■ Instructions to follow: Find the word "name" in the data. Return every line where it appears.

■ Dataset content:
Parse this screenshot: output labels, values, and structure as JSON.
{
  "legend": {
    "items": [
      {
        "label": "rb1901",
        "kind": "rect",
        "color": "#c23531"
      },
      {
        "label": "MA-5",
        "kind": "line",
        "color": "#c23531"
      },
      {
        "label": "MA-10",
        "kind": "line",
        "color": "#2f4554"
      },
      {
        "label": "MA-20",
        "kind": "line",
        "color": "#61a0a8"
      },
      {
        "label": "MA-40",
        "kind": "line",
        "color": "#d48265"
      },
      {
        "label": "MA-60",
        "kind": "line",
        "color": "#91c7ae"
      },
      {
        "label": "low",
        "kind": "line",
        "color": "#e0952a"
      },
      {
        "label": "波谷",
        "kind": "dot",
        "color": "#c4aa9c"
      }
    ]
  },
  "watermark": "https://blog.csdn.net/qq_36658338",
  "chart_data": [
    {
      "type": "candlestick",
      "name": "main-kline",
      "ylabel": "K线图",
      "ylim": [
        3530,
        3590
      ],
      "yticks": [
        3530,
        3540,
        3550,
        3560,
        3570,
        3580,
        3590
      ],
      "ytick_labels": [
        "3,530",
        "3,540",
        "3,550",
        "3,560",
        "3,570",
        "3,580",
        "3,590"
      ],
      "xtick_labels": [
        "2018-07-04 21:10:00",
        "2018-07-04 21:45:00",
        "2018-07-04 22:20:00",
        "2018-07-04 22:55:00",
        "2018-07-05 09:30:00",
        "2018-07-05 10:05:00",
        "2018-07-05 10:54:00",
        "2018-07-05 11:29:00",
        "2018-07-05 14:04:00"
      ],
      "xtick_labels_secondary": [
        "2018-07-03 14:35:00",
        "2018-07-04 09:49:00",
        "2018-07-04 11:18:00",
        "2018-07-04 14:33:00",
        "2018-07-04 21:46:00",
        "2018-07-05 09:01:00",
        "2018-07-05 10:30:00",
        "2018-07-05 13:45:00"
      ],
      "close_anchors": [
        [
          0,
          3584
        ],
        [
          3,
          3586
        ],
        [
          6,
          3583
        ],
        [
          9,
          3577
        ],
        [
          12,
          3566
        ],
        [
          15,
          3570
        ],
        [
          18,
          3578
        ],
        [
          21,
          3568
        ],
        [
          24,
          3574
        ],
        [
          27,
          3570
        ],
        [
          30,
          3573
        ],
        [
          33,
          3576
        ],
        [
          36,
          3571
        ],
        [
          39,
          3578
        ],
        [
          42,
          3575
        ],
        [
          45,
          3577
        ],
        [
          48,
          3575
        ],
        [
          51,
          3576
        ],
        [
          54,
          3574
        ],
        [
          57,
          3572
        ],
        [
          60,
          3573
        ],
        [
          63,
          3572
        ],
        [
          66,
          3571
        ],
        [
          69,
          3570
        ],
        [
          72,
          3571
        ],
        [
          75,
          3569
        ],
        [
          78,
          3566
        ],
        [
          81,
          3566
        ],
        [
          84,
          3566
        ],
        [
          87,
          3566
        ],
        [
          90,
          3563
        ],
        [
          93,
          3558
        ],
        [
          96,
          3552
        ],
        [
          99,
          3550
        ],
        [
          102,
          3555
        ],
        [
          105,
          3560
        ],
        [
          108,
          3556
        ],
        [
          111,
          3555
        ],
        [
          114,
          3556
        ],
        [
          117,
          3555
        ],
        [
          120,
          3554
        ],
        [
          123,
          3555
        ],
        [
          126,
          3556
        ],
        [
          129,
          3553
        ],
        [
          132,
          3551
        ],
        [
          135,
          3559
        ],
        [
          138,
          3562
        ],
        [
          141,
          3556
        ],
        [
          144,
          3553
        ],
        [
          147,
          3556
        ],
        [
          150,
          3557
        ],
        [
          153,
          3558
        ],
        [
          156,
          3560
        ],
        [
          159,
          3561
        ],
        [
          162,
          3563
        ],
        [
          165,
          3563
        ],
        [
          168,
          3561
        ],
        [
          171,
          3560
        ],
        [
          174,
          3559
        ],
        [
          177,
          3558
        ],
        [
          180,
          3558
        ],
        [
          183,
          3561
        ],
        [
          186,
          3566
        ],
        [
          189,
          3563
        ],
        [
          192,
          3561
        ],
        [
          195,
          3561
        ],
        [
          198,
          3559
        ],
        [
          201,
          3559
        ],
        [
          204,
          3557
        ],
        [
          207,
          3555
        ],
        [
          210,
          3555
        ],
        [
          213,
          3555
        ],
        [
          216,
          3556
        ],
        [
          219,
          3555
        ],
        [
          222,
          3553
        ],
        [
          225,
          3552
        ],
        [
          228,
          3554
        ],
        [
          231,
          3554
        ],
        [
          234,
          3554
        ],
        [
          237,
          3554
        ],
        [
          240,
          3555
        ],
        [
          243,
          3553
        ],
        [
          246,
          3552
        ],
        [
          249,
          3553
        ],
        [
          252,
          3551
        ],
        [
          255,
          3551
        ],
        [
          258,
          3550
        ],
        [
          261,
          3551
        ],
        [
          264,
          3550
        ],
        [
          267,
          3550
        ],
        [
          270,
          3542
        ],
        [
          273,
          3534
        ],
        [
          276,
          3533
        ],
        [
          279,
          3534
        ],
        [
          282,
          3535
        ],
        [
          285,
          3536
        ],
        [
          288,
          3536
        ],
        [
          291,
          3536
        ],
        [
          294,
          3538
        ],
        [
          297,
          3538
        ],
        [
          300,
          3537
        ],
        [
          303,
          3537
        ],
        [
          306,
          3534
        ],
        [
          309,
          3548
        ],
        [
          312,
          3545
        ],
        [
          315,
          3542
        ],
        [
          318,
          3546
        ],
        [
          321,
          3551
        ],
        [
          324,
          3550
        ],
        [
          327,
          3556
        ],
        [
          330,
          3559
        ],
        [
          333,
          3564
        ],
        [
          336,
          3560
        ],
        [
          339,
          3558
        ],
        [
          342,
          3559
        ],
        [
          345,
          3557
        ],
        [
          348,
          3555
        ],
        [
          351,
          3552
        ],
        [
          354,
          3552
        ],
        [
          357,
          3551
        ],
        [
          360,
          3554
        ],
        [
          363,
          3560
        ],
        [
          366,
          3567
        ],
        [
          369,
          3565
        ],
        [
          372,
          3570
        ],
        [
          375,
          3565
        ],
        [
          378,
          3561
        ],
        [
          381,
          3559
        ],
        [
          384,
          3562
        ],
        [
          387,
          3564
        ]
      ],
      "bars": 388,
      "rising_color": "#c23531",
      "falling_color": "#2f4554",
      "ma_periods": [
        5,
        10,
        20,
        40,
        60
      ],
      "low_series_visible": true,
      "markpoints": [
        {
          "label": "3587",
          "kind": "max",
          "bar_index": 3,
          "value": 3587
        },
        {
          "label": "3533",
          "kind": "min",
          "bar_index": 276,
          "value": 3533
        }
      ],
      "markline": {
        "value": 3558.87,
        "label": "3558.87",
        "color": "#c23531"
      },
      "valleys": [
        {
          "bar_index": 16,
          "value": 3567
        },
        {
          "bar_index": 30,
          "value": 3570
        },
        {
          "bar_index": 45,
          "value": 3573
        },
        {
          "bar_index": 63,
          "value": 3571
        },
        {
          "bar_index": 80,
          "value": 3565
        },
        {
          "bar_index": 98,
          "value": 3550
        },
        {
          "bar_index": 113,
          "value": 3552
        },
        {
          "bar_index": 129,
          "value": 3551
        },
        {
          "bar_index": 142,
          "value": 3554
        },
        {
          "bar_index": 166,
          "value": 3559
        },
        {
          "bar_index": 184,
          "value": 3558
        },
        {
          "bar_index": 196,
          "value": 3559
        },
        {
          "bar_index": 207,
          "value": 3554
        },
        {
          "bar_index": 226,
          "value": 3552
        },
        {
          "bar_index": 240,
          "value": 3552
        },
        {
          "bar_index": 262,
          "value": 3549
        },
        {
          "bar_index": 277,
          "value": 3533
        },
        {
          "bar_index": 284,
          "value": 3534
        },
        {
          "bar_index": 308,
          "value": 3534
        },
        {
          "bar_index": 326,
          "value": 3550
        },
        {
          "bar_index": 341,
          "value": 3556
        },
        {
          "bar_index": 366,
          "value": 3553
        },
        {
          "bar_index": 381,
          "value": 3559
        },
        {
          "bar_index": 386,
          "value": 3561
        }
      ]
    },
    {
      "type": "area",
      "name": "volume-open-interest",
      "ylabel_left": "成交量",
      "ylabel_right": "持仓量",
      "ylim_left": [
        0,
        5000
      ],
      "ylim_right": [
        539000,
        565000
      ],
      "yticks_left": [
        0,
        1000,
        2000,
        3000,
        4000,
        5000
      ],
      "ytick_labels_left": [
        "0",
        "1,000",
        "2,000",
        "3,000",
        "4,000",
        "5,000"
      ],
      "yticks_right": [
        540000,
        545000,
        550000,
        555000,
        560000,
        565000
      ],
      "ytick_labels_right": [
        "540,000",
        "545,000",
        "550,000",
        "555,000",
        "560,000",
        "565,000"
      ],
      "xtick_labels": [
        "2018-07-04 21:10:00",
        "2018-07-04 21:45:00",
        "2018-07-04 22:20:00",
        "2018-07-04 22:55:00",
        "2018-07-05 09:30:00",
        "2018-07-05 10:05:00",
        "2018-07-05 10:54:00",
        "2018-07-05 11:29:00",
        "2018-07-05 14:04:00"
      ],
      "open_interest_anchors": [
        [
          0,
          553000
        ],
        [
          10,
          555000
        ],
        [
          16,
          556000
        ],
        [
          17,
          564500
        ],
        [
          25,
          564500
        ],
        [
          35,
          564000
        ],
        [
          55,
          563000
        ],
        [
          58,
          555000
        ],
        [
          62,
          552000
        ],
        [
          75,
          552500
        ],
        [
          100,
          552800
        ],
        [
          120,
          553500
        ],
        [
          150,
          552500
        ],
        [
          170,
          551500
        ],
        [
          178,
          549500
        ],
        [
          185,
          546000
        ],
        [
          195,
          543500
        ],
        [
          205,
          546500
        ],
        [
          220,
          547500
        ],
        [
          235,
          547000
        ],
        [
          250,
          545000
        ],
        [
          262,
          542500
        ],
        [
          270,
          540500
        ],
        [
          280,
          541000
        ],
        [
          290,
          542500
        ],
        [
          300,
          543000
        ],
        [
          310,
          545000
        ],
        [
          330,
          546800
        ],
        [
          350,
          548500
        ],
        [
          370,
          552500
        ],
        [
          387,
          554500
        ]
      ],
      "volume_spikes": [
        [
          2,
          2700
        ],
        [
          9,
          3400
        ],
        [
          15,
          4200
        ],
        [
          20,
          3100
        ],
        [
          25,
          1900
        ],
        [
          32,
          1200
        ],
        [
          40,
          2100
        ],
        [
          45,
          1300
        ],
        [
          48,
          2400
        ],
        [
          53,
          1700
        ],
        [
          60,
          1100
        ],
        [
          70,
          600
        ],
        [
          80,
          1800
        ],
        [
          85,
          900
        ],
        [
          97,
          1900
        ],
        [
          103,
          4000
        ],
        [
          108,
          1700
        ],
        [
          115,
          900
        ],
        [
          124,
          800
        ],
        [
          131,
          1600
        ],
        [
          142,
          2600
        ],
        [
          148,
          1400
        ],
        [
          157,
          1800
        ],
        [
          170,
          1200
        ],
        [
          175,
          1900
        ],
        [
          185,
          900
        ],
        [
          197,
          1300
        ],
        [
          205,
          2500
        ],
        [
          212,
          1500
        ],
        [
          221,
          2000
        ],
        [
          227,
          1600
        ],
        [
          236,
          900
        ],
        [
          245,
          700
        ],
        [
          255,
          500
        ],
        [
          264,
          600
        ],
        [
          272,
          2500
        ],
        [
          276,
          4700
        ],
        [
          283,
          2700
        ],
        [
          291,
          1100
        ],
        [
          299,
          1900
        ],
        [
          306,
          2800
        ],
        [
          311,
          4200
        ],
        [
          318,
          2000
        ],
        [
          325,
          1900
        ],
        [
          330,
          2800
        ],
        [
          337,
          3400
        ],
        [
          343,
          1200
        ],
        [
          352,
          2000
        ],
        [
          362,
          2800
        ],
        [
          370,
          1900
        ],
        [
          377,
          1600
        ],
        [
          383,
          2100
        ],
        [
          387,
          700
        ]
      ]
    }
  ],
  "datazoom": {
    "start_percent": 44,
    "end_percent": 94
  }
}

■ Reply to the task:
      "name": "main-kline",
      "name": "volume-open-interest",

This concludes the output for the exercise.